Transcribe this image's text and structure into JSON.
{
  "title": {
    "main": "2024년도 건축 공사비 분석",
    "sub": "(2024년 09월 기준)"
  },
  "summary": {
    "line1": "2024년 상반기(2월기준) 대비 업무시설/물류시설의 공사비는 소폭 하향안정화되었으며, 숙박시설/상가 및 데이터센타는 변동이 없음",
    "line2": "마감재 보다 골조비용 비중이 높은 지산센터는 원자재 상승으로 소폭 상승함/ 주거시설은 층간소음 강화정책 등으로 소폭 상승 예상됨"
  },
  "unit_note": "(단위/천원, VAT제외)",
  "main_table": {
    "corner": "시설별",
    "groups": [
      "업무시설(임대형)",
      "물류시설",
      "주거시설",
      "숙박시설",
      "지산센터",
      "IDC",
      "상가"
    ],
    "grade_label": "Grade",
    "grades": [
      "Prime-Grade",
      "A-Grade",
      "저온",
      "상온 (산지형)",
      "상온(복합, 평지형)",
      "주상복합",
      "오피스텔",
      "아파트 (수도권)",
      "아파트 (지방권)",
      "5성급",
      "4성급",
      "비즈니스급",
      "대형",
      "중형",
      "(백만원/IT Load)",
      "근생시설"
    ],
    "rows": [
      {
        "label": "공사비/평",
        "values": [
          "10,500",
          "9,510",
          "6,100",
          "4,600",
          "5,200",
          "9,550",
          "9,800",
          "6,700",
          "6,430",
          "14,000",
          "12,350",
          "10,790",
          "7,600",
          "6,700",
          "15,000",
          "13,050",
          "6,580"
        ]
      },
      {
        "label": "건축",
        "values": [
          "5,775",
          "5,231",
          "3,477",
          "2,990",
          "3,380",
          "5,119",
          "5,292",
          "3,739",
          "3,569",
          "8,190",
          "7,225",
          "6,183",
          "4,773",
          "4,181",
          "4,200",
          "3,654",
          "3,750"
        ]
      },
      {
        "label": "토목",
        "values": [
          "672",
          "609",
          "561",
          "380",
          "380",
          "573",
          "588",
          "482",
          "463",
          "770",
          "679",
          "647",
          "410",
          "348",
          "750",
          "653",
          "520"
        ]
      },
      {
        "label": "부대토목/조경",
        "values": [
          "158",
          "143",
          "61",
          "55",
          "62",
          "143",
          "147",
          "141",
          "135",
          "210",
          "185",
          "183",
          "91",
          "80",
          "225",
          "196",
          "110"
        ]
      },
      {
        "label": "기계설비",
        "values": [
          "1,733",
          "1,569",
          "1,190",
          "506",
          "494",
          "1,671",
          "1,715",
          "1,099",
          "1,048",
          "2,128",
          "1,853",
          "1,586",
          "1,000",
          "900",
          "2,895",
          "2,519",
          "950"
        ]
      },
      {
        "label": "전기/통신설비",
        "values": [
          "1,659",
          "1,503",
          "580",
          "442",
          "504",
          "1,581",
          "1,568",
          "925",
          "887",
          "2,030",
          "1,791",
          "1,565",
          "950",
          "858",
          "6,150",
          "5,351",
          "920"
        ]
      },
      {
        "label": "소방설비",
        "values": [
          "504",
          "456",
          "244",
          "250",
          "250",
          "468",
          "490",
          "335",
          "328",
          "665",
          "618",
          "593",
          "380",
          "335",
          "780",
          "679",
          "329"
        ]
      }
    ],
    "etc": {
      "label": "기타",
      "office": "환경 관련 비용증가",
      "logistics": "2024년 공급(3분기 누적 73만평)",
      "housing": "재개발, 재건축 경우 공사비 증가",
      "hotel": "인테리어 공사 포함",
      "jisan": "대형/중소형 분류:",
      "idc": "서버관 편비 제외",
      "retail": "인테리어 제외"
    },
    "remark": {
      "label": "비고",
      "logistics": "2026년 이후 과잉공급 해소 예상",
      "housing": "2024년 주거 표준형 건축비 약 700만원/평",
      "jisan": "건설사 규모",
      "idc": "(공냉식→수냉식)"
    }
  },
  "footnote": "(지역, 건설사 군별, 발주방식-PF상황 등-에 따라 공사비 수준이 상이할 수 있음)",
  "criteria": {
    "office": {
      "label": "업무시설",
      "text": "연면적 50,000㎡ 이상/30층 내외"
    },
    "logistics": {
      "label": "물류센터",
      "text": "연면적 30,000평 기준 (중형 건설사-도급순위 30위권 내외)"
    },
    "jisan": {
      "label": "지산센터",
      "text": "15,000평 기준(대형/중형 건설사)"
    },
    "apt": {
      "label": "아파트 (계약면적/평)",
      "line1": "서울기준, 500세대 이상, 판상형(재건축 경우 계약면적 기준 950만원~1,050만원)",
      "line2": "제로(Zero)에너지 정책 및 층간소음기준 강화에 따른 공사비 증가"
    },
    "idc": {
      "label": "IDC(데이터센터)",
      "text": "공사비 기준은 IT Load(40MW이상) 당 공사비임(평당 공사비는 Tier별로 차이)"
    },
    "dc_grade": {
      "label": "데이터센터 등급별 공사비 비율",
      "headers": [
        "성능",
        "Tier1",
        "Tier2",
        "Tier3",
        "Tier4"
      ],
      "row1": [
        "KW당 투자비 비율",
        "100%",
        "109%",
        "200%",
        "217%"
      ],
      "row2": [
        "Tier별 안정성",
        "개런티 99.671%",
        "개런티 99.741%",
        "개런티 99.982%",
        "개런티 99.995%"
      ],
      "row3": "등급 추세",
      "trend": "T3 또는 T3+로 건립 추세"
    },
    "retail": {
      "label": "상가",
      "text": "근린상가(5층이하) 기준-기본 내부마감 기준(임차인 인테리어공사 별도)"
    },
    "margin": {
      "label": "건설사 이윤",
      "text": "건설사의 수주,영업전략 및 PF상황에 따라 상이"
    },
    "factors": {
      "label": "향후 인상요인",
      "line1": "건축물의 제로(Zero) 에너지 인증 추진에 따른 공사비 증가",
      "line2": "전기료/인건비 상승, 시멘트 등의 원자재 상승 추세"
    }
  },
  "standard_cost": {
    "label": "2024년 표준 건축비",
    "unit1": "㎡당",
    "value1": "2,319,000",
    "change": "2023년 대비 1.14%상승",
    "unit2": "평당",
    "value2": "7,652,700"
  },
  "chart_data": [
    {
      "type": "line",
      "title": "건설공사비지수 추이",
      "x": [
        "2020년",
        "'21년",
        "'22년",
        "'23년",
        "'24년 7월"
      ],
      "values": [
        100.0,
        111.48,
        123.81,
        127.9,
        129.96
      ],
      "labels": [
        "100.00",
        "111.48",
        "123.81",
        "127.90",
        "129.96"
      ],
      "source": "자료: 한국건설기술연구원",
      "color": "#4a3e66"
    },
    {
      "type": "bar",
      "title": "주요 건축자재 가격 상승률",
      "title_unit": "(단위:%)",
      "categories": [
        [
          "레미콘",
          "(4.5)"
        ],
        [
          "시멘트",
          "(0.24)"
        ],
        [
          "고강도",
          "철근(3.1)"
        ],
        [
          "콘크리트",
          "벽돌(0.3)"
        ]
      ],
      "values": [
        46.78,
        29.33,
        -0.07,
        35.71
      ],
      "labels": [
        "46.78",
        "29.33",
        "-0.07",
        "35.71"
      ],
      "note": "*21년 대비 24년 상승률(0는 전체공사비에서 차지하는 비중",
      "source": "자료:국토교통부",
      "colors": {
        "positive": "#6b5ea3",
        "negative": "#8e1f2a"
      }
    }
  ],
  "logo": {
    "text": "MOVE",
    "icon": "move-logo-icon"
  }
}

Goal: Leave out every line without the string "공사비는" and copy the rest.

Task output:
    "line1": "2024년 상반기(2월기준) 대비 업무시설/물류시설의 공사비는 소폭 하향안정화되었으며, 숙박시설/상가 및 데이터센타는 변동이 없음",
      "text": "공사비 기준은 IT Load(40MW이상) 당 공사비임(평당 공사비는 Tier별로 차이)"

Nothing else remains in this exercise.